Copy out every record precisely.

═══ Given records

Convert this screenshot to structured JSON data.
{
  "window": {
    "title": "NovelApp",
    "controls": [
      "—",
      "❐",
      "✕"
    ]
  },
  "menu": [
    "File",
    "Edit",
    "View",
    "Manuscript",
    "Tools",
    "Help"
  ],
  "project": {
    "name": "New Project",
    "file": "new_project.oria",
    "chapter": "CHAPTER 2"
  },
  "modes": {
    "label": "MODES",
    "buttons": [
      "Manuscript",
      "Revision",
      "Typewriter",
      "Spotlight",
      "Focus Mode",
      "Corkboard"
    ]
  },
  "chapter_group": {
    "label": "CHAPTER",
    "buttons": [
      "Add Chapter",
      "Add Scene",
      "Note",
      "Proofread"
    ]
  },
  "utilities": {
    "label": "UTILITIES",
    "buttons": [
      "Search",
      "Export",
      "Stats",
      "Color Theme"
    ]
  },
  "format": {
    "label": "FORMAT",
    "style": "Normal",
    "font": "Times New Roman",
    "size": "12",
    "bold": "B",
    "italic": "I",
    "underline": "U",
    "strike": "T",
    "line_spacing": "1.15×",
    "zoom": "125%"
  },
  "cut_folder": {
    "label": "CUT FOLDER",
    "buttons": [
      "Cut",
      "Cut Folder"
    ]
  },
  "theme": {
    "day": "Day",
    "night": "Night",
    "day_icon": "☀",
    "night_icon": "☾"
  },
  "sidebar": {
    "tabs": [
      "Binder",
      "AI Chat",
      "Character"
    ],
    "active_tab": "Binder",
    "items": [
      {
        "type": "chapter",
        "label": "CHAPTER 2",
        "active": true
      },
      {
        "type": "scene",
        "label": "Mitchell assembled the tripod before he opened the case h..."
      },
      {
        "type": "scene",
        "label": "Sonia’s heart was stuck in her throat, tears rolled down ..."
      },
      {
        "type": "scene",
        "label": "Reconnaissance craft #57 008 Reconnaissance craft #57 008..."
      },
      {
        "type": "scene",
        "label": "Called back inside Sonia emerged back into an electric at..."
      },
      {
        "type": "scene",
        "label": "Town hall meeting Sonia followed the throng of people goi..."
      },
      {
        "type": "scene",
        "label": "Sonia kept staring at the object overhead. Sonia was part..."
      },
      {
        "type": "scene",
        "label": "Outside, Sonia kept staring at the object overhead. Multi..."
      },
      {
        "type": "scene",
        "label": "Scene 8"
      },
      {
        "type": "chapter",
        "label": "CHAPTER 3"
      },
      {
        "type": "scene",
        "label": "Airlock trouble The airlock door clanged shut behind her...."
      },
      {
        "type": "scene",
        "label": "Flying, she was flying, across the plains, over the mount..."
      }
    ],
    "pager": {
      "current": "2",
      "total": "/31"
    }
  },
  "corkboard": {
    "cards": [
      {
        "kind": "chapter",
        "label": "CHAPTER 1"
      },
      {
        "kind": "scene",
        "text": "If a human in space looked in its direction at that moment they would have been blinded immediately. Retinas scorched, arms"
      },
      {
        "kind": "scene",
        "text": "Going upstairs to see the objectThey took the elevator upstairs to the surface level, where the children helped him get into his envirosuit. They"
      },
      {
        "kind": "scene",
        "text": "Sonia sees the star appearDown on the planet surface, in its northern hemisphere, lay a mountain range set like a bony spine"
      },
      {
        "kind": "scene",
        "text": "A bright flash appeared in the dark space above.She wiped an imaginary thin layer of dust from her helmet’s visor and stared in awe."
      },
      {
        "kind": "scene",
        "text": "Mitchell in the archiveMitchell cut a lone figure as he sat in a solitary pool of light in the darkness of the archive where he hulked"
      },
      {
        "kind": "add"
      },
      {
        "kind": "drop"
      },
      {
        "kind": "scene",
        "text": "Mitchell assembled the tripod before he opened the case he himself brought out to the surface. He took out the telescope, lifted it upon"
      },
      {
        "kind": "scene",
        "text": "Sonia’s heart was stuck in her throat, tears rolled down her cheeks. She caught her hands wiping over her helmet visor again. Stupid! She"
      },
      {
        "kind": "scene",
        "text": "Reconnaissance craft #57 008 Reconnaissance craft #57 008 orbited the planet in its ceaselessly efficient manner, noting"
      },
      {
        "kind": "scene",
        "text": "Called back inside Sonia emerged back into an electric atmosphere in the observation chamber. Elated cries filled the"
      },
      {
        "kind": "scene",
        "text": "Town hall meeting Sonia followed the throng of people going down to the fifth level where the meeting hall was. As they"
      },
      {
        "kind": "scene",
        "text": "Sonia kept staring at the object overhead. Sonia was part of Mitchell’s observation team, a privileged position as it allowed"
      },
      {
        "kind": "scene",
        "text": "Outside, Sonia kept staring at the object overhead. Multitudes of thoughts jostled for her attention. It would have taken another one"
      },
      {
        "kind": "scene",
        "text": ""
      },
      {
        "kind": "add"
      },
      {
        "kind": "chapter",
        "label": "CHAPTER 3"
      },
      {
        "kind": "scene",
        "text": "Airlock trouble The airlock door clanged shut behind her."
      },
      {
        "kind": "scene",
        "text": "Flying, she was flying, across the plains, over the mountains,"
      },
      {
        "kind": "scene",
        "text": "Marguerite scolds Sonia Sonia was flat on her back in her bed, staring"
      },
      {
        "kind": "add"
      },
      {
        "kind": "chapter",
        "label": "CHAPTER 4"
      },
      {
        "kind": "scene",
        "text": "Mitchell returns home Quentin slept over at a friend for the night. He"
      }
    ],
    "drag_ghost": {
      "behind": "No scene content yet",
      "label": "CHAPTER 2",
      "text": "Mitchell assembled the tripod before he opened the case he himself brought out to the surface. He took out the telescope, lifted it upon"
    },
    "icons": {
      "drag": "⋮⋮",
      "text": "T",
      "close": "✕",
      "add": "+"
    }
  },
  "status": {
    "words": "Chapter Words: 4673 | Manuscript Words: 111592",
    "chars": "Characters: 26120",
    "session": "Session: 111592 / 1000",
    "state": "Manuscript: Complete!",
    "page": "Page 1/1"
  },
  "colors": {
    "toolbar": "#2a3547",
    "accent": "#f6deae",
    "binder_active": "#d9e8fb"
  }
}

══════

_Answer to this task_.
Convert this screenshot to structured JSON data.
{
  "window": {
    "title": "NovelApp",
    "controls": [
      "—",
      "❐",
      "✕"
    ]
  },
  "menu": [
    "File",
    "Edit",
    "View",
    "Manuscript",
    "Tools",
    "Help"
  ],
  "project": {
    "name": "New Project",
    "file": "new_project.oria",
    "chapter": "CHAPTER 2"
  },
  "modes": {
    "label": "MODES",
    "buttons": [
      "Manuscript",
      "Revision",
      "Typewriter",
      "Spotlight",
      "Focus Mode",
      "Corkboard"
    ]
  },
  "chapter_group": {
    "label": "CHAPTER",
    "buttons": [
      "Add Chapter",
      "Add Scene",
      "Note",
      "Proofread"
    ]
  },
  "utilities": {
    "label": "UTILITIES",
    "buttons": [
      "Search",
      "Export",
      "Stats",
      "Color Theme"
    ]
  },
  "format": {
    "label": "FORMAT",
    "style": "Normal",
    "font": "Times New Roman",
    "size": "12",
    "bold": "B",
    "italic": "I",
    "underline": "U",
    "strike": "T",
    "line_spacing": "1.15×",
    "zoom": "125%"
  },
  "cut_folder": {
    "label": "CUT FOLDER",
    "buttons": [
      "Cut",
      "Cut Folder"
    ]
  },
  "theme": {
    "day": "Day",
    "night": "Night",
    "day_icon": "☀",
    "night_icon": "☾"
  },
  "sidebar": {
    "tabs": [
      "Binder",
      "AI Chat",
      "Character"
    ],
    "active_tab": "Binder",
    "items": [
      {
        "type": "chapter",
        "label": "CHAPTER 2",
        "active": true
      },
      {
        "type": "scene",
        "label": "Mitchell assembled the tripod before he opened the case h..."
      },
      {
        "type": "scene",
        "label": "Sonia’s heart was stuck in her throat, tears rolled down ..."
      },
      {
        "type": "scene",
        "label": "Reconnaissance craft #57 008 Reconnaissance craft #57 008..."
      },
      {
        "type": "scene",
        "label": "Called back inside Sonia emerged back into an electric at..."
      },
      {
        "type": "scene",
        "label": "Town hall meeting Sonia followed the throng of people goi..."
      },
      {
        "type": "scene",
        "label": "Sonia kept staring at the object overhead. Sonia was part..."
      },
      {
        "type": "scene",
        "label": "Outside, Sonia kept staring at the object overhead. Multi..."
      },
      {
        "type": "scene",
        "label": "Scene 8"
      },
      {
        "type": "chapter",
        "label": "CHAPTER 3"
      },
      {
        "type": "scene",
        "label": "Airlock trouble The airlock door clanged shut behind her...."
      },
      {
        "type": "scene",
        "label": "Flying, she was flying, across the plains, over the mount..."
      }
    ],
    "pager": {
      "current": "2",
      "total": "/31"
    }
  },
  "corkboard": {
    "cards": [
      {
        "kind": "chapter",
        "label": "CHAPTER 1"
      },
      {
        "kind": "scene",
        "text": "If a human in space looked in its direction at that moment they would have been blinded immediately. Retinas scorched, arms"
      },
      {
        "kind": "scene",
        "text": "Going upstairs to see the objectThey took the elevator upstairs to the surface level, where the children helped him get into his envirosuit. They"
      },
      {
        "kind": "scene",
        "text": "Sonia sees the star appearDown on the planet surface, in its northern hemisphere, lay a mountain range set like a bony spine"
      },
      {
        "kind": "scene",
        "text": "A bright flash appeared in the dark space above.She wiped an imaginary thin layer of dust from her helmet’s visor and stared in awe."
      },
      {
        "kind": "scene",
        "text": "Mitchell in the archiveMitchell cut a lone figure as he sat in a solitary pool of light in the darkness of the archive where he hulked"
      },
      {
        "kind": "add"
      },
      {
        "kind": "drop"
      },
      {
        "kind": "scene",
        "text": "Mitchell assembled the tripod before he opened the case he himself brought out to the surface. He took out the telescope, lifted it upon"
      },
      {
        "kind": "scene",
        "text": "Sonia’s heart was stuck in her throat, tears rolled down her cheeks. She caught her hands wiping over her helmet visor again. Stupid! She"
      },
      {
        "kind": "scene",
        "text": "Reconnaissance craft #57 008 Reconnaissance craft #57 008 orbited the planet in its ceaselessly efficient manner, noting"
      },
      {
        "kind": "scene",
        "text": "Called back inside Sonia emerged back into an electric atmosphere in the observation chamber. Elated cries filled the"
      },
      {
        "kind": "scene",
        "text": "Town hall meeting Sonia followed the throng of people going down to the fifth level where the meeting hall was. As they"
      },
      {
        "kind": "scene",
        "text": "Sonia kept staring at the object overhead. Sonia was part of Mitchell’s observation team, a privileged position as it allowed"
      },
      {
        "kind": "scene",
        "text": "Outside, Sonia kept staring at the object overhead. Multitudes of thoughts jostled for her attention. It would have taken another one"
      },
      {
        "kind": "scene",
        "text": ""
      },
      {
        "kind": "add"
      },
      {
        "kind": "chapter",
        "label": "CHAPTER 3"
      },
      {
        "kind": "scene",
        "text": "Airlock trouble The airlock door clanged shut behind her."
      },
      {
        "kind": "scene",
        "text": "Flying, she was flying, across the plains, over the mountains,"
      },
      {
        "kind": "scene",
        "text": "Marguerite scolds Sonia Sonia was flat on her back in her bed, staring"
      },
      {
        "kind": "add"
      },
      {
        "kind": "chapter",
        "label": "CHAPTER 4"
      },
      {
        "kind": "scene",
        "text": "Mitchell returns home Quentin slept over at a friend for the night. He"
      }
    ],
    "drag_ghost": {
      "behind": "No scene content yet",
      "label": "CHAPTER 2",
      "text": "Mitchell assembled the tripod before he opened the case he himself brought out to the surface. He took out the telescope, lifted it upon"
    },
    "icons": {
      "drag": "⋮⋮",
      "text": "T",
      "close": "✕",
      "add": "+"
    }
  },
  "status": {
    "words": "Chapter Words: 4673 | Manuscript Words: 111592",
    "chars": "Characters: 26120",
    "session": "Session: 111592 / 1000",
    "state": "Manuscript: Complete!",
    "page": "Page 1/1"
  },
  "colors": {
    "toolbar": "#2a3547",
    "accent": "#f6deae",
    "binder_active": "#d9e8fb"
  }
}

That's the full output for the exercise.